Write the entries out again exactly as they stand, but without the pictures.

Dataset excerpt
◇ ◇ ◇ ◇
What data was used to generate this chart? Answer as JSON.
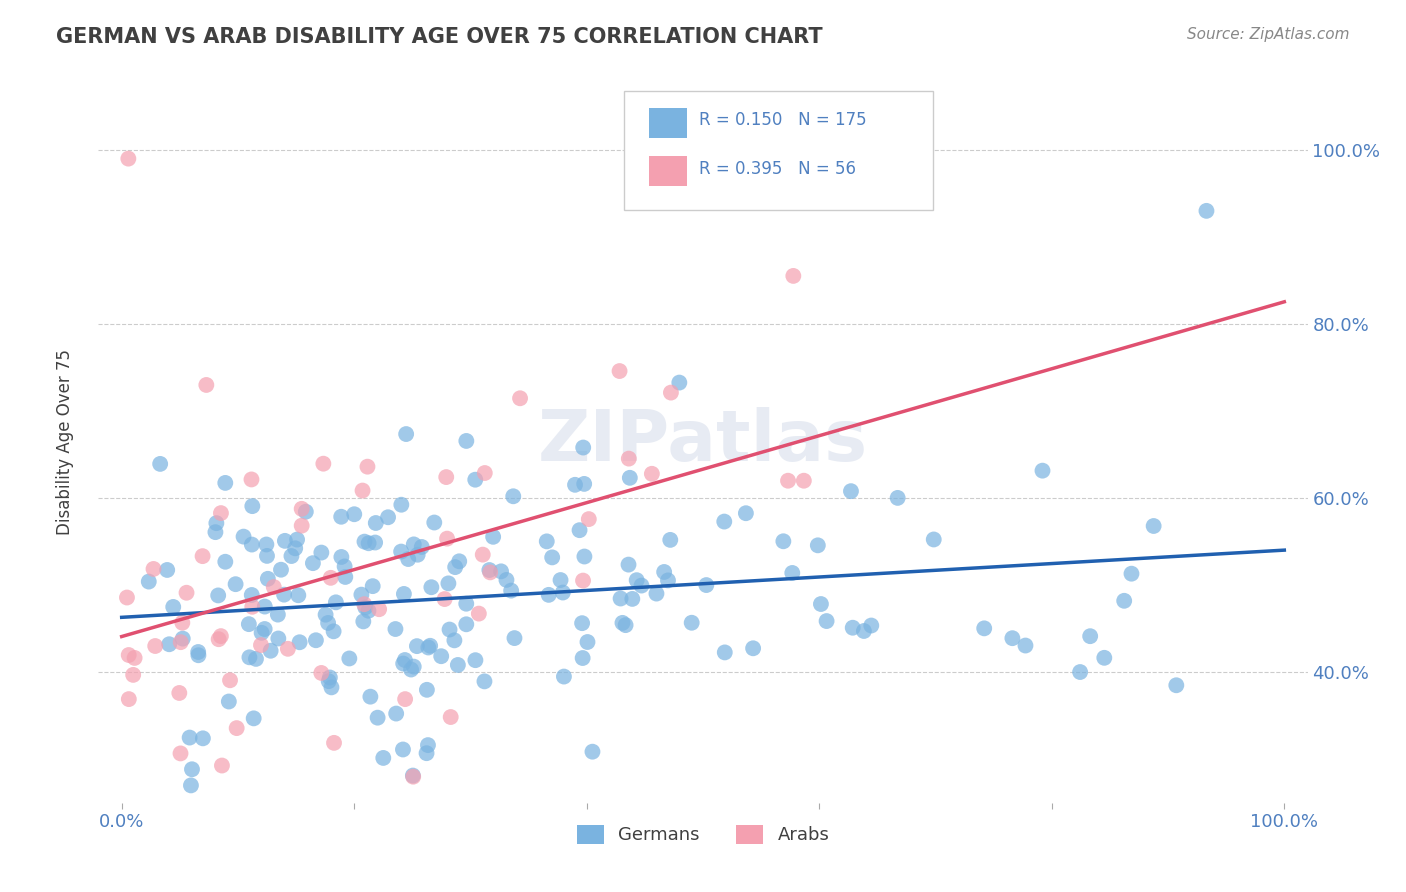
{
  "title": "GERMAN VS ARAB DISABILITY AGE OVER 75 CORRELATION CHART",
  "source": "Source: ZipAtlas.com",
  "ylabel": "Disability Age Over 75",
  "y_tick_labels_right": [
    "40.0%",
    "60.0%",
    "80.0%",
    "100.0%"
  ],
  "german_R": 0.15,
  "german_N": 175,
  "arab_R": 0.395,
  "arab_N": 56,
  "german_color": "#7ab3e0",
  "arab_color": "#f4a0b0",
  "german_line_color": "#2060b0",
  "arab_line_color": "#e05070",
  "legend_german_label": "Germans",
  "legend_arab_label": "Arabs",
  "background_color": "#ffffff",
  "grid_color": "#cccccc",
  "title_color": "#404040",
  "axis_label_color": "#404040",
  "tick_label_color": "#5080c0",
  "german_seed": 42,
  "arab_seed": 7
}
◇ ◇ ◇ ◇
Solution to this task:
What data was used to generate this chart? Answer as JSON.
{
  "title": "GERMAN VS ARAB DISABILITY AGE OVER 75 CORRELATION CHART",
  "source": "Source: ZipAtlas.com",
  "ylabel": "Disability Age Over 75",
  "y_tick_labels_right": [
    "40.0%",
    "60.0%",
    "80.0%",
    "100.0%"
  ],
  "german_R": 0.15,
  "german_N": 175,
  "arab_R": 0.395,
  "arab_N": 56,
  "german_color": "#7ab3e0",
  "arab_color": "#f4a0b0",
  "german_line_color": "#2060b0",
  "arab_line_color": "#e05070",
  "legend_german_label": "Germans",
  "legend_arab_label": "Arabs",
  "background_color": "#ffffff",
  "grid_color": "#cccccc",
  "title_color": "#404040",
  "axis_label_color": "#404040",
  "tick_label_color": "#5080c0",
  "german_seed": 42,
  "arab_seed": 7
}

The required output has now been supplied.